▶ Task list
- A) In the essay about growing up with dyslexia, which teacher encouraged the writer to enter a first photography contest?
- B) From the essay about growing up with dyslexia, reproduce the passage that begins with the words "Now, I see my" and ends with "create my worlds.".

▶ Selection
I had trampoline reading classes, read with strange color tints over my pages, many different glasses and filters, we tried every experimental thing out there to stop the words from jumping sentences. Those words were fast, but so was my mother’s lasso. She became my reading warrior.

Now, I see my dyslexia as a blessing and a curse. Being different is something most adults celebrate, children not so much. Kids can be cruel, and they were. Being dyslexic means more than moving words, it is a different way of processing information. Dyslexics think in pictures, the picture grow as the thought process adds more complexities. Throughout my scholastic journey, we had many hurdles and even more tutors. Professional after professional opined, “This is the most extreme case of dyslexia I have ever seen.” Not exactly the trophy anyone wants to win, but remember a blessing and a curse. The dyslexia that haunted me as a child has made me more successful as an adult. It fuels how I see the world, and in turn how I create my worlds.

“Art has always been my rock, the one thing that made me unbreakable.”

As a child, there were two areas of study I had control of: art and athletics. When all the kids lined up to pick sports teams, I was always first draft. When the same kids lined up to pick spelling bee teams, I was benched. Around the age of eight, I remember a babysitter asking, “What do you want to be when you grow up?” I quickly answered “An artist and Olympian.”

She laughed and rolled her eyes. “As if” is what her face screamed to me. I vowed to prove her wrong. I vowed to prove them all wrong. I may not have been able to spell “successful,” but I swore I would be it.

Throughout high school, learning continued to be a daily battle. A treadmill on which no matter how fast I ran, I was always behind. There was a reprieve, a handful of classes I did not feel exposed in. My electives were everything art; from painting and drawing to ceramics. I took my first photography class when I was fifteen. I devoured learning about lighting, chemicals and the entire tactile process. This was my kind of science. By my second photography class, I started getting raised eyebrows from my teacher Mr. Dunton. I had been enthusiastically mixing chemicals and experimenting with alternative processes, none of which was even remotely allowed. So began my love affair with photography.

Mr. Dunton encouraged me to enter my first photography contest. I won that first contest, and then kept on winning. Everyone was proud of something I did at school. This was uncharted territory. My canvases were no longer just the walls of my bedroom, I now transformed our entire home into a photo studio. My little sister and her friends became my models. They found themselves painted, and even covered in oatmeal. Everything was about the art of photography.

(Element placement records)

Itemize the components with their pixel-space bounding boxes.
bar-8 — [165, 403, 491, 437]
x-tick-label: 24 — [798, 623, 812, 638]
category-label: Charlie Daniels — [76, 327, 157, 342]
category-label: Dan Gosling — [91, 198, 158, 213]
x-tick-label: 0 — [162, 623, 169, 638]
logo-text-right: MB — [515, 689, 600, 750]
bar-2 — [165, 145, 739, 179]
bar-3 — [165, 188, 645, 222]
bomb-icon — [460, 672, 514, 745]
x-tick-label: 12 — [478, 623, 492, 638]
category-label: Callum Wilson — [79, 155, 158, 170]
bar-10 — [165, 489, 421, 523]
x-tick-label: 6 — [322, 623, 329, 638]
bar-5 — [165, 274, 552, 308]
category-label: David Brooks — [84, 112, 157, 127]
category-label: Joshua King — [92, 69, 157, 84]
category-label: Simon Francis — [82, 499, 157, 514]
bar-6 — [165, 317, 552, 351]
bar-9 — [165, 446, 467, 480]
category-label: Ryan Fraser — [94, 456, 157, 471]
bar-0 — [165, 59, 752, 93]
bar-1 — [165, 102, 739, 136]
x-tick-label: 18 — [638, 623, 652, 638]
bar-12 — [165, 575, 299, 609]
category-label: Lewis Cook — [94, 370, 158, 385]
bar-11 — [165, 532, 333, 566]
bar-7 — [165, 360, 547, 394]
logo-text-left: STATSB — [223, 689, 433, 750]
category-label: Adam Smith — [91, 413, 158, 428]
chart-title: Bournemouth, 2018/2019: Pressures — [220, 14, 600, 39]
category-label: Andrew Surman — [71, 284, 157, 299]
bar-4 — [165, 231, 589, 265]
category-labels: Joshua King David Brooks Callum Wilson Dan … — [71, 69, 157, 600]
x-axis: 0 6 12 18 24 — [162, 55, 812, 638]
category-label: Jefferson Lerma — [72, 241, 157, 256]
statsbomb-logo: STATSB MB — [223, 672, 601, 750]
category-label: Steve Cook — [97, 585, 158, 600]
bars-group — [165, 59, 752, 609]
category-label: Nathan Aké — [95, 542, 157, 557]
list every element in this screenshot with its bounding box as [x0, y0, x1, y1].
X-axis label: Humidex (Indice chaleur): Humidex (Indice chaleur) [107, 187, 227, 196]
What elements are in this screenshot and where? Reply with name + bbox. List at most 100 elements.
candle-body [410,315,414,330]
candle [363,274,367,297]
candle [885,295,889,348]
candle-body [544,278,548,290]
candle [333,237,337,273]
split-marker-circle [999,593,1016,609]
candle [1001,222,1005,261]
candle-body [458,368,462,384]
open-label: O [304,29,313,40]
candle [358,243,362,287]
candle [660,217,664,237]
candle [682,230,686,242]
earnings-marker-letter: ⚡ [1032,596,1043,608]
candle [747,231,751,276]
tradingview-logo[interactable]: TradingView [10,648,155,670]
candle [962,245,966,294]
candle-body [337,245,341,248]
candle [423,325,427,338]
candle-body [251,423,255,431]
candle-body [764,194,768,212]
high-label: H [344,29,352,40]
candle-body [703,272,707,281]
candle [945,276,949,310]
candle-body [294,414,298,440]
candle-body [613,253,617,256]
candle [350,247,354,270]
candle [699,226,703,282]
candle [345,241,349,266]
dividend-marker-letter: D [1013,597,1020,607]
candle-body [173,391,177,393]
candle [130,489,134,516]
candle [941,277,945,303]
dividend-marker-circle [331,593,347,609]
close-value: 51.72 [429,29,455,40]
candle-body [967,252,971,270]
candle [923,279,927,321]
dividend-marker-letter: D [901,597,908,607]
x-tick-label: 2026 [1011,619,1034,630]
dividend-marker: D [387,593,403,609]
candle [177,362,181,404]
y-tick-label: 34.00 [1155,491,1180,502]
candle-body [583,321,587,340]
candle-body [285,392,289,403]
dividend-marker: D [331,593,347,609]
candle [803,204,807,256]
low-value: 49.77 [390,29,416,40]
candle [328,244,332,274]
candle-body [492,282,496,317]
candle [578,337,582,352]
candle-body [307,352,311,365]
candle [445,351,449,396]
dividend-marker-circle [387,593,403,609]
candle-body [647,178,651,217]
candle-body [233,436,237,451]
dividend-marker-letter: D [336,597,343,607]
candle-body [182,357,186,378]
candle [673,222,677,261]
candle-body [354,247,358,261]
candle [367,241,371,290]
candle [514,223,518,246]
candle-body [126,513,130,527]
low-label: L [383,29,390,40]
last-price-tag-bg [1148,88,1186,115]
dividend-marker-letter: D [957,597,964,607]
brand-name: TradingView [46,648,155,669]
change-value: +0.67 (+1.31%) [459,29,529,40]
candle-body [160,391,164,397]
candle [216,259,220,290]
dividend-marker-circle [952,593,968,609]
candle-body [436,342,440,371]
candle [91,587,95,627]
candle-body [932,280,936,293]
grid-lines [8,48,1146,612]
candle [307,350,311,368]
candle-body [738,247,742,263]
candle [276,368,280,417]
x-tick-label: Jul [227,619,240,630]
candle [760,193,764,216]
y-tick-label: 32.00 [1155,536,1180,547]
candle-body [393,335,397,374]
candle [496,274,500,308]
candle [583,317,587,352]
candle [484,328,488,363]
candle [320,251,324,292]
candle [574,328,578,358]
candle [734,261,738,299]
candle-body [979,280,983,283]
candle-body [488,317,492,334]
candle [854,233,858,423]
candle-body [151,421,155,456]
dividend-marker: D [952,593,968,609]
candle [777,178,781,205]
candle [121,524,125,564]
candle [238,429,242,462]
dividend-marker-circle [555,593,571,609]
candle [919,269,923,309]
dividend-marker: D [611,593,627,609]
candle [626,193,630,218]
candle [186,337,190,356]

▶ Worked answers
- A) Mr. Dunton

- B)
Now, I see my dyslexia as a blessing and a curse. Being different is something most adults celebrate, children not so much. Kids can be cruel, and they were. Being dyslexic means more than moving words, it is a different way of processing information. Dyslexics think in pictures, the picture grow as the thought process adds more complexities. Throughout my scholastic journey, we had many hurdles and even more tutors. Professional after professional opined, “This is the most extreme case of dyslexia I have ever seen.” Not exactly the trophy anyone wants to win, but remember a blessing and a curse. The dyslexia that haunted me as a child has made me more successful as an adult. It fuels how I see the world, and in turn how I create my worlds.